Determine how many lines in the records below contain the string "panel", counting only matches with the same case, and reply with the number alone.

********

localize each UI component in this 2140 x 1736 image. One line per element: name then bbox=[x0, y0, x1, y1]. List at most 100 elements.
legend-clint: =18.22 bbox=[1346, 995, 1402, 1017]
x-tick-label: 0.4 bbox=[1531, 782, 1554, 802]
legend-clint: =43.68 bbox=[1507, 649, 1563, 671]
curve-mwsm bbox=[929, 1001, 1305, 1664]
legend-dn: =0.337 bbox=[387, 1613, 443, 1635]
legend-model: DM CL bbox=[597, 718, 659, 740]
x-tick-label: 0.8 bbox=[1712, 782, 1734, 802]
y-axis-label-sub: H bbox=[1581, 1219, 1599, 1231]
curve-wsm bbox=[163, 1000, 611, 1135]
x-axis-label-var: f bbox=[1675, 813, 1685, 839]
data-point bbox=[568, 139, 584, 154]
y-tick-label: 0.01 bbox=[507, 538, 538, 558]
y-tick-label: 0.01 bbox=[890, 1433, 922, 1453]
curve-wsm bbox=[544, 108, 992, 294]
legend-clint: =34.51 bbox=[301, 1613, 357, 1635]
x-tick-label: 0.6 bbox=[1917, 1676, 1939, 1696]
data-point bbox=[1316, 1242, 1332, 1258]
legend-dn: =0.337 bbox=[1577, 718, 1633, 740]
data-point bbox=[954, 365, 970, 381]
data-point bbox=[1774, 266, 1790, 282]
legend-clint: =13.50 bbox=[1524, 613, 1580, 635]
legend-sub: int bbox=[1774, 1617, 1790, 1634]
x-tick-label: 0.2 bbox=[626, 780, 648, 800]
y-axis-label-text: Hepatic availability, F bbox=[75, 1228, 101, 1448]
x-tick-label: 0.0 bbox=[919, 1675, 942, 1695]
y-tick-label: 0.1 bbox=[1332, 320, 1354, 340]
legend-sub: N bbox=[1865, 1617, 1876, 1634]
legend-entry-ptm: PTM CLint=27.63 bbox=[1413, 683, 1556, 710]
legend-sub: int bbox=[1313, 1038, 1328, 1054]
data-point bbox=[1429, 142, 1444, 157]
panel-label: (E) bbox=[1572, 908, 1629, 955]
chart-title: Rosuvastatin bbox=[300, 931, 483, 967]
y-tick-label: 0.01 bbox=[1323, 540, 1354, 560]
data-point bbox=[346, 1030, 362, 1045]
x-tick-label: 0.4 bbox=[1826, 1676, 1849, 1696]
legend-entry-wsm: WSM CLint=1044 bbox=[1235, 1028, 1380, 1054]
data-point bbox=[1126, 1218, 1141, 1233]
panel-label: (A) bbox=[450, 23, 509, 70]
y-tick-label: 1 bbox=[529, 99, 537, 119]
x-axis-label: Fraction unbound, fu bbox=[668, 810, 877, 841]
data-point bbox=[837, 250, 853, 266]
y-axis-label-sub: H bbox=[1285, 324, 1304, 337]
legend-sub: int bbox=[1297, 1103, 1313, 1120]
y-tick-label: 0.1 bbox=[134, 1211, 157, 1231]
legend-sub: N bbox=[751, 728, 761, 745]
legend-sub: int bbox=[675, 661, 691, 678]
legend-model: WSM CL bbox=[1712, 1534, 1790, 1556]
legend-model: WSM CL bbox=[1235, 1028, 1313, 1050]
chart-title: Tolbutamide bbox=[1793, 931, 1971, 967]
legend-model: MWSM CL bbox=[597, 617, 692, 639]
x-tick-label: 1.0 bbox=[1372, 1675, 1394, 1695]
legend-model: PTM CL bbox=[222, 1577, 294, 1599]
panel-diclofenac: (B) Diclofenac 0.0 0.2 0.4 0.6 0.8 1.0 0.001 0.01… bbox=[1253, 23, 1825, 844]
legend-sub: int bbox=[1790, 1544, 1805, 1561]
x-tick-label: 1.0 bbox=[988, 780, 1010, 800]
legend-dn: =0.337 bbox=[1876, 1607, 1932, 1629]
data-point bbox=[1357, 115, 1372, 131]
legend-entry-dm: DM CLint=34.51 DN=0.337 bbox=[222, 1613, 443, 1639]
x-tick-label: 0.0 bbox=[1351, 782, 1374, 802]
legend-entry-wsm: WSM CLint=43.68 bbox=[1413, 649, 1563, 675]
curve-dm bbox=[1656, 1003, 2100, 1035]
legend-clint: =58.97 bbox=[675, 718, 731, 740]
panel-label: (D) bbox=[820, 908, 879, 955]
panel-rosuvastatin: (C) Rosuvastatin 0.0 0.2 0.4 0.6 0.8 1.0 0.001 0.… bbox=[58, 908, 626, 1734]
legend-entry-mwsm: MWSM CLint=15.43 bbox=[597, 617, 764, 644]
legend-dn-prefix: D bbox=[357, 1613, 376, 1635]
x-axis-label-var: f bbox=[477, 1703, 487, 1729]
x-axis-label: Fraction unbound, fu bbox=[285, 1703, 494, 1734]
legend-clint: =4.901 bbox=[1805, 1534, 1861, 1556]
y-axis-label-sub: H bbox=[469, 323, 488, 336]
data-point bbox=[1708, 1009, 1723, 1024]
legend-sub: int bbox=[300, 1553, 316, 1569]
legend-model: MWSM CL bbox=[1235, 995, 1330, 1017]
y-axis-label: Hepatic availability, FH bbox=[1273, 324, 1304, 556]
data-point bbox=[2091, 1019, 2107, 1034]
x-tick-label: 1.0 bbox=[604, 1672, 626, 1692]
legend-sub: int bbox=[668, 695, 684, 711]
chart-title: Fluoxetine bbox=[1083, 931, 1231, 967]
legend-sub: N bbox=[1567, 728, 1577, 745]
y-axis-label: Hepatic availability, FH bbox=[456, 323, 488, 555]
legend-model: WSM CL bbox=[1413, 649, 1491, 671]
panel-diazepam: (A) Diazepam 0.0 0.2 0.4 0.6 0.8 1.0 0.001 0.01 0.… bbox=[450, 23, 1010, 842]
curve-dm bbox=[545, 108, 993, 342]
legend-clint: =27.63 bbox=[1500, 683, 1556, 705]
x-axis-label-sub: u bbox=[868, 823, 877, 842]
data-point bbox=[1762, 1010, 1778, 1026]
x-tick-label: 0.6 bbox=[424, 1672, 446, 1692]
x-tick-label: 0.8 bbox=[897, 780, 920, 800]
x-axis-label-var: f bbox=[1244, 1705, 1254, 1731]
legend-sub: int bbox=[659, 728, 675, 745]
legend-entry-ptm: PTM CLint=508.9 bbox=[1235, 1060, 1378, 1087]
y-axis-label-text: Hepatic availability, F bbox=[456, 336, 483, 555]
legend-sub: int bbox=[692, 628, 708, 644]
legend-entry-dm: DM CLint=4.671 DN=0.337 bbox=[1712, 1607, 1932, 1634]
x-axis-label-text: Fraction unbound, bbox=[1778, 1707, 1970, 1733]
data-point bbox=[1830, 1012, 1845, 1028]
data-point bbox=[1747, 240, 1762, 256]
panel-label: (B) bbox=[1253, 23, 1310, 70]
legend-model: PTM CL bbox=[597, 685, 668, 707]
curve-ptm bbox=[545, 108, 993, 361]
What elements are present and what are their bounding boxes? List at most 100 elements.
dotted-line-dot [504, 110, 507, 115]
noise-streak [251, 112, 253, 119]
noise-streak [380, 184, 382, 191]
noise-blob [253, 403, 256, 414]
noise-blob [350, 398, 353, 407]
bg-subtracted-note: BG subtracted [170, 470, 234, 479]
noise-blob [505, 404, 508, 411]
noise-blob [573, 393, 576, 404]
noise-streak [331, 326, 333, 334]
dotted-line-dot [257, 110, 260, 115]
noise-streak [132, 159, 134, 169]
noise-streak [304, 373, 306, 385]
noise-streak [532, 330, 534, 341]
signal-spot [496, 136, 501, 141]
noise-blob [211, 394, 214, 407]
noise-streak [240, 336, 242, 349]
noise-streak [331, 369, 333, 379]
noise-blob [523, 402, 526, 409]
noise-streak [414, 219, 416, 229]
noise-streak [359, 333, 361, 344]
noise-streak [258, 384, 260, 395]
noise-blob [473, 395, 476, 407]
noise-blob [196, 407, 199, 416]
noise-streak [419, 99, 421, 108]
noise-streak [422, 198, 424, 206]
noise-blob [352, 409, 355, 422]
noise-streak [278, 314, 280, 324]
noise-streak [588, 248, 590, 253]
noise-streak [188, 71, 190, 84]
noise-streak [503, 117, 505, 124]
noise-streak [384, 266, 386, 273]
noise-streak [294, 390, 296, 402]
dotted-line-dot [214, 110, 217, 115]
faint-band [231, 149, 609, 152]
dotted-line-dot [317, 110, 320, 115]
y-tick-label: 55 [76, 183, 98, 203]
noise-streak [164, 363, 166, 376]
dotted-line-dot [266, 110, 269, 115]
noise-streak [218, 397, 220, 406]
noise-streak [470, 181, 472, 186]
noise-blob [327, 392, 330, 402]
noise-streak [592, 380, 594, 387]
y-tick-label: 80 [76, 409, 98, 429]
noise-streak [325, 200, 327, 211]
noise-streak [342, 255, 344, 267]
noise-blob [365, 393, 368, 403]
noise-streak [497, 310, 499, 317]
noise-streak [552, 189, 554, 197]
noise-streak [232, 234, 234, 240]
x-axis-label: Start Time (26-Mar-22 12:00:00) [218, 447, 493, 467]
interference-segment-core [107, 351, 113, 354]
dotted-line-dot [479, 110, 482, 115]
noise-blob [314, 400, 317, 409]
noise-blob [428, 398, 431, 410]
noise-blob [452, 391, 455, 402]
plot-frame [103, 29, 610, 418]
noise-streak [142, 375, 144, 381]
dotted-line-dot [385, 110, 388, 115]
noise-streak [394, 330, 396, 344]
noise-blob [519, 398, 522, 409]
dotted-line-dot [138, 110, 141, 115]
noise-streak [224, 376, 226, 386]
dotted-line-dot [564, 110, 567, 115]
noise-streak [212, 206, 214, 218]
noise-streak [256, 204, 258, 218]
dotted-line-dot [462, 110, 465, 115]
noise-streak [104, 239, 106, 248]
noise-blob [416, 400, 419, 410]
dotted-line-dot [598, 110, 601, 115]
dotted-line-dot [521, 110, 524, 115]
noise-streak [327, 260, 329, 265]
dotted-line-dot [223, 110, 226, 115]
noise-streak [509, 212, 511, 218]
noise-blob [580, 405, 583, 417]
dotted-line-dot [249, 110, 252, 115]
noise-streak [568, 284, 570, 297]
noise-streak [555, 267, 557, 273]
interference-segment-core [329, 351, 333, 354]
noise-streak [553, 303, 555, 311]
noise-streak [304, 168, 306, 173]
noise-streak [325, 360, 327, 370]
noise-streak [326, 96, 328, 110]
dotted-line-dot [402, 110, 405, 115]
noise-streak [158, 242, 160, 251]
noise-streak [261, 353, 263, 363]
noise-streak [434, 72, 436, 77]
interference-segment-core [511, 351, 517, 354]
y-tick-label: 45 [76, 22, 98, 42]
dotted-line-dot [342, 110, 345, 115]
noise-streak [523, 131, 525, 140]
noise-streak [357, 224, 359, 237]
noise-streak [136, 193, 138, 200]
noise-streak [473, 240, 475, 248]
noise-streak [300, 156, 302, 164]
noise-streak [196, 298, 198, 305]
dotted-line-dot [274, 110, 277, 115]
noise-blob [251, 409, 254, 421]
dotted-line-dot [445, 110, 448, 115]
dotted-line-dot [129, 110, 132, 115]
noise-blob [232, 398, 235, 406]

********

Exercise answer – 7